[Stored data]
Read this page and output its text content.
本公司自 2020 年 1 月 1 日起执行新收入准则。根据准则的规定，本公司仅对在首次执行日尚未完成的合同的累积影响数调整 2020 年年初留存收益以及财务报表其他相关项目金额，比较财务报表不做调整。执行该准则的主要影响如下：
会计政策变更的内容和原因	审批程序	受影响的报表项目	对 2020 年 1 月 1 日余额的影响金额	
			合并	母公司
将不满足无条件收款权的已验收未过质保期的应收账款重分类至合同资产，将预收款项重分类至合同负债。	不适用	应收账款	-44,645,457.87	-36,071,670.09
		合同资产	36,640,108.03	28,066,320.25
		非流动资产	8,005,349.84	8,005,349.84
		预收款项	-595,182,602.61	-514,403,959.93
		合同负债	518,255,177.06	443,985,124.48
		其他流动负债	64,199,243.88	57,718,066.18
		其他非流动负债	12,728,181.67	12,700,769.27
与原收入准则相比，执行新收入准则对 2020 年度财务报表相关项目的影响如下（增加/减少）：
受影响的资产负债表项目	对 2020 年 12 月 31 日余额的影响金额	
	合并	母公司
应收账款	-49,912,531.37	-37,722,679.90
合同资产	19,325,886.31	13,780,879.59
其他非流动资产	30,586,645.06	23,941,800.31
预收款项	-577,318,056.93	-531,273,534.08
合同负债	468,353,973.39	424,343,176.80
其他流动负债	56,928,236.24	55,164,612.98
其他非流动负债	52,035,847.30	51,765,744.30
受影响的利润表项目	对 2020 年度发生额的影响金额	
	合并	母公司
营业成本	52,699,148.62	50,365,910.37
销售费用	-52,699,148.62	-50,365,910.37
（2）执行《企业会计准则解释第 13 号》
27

→ Job:
Identify and extract each line of the listing that contains "应收账款".

→ Reply to the task:
将不满足无条件收款权的已验收未过质保期的应收账款重分类至合同资产，将预收款项重分类至合同负债。	不适用	应收账款	-44,645,457.87	-36,071,670.09
应收账款	-49,912,531.37	-37,722,679.90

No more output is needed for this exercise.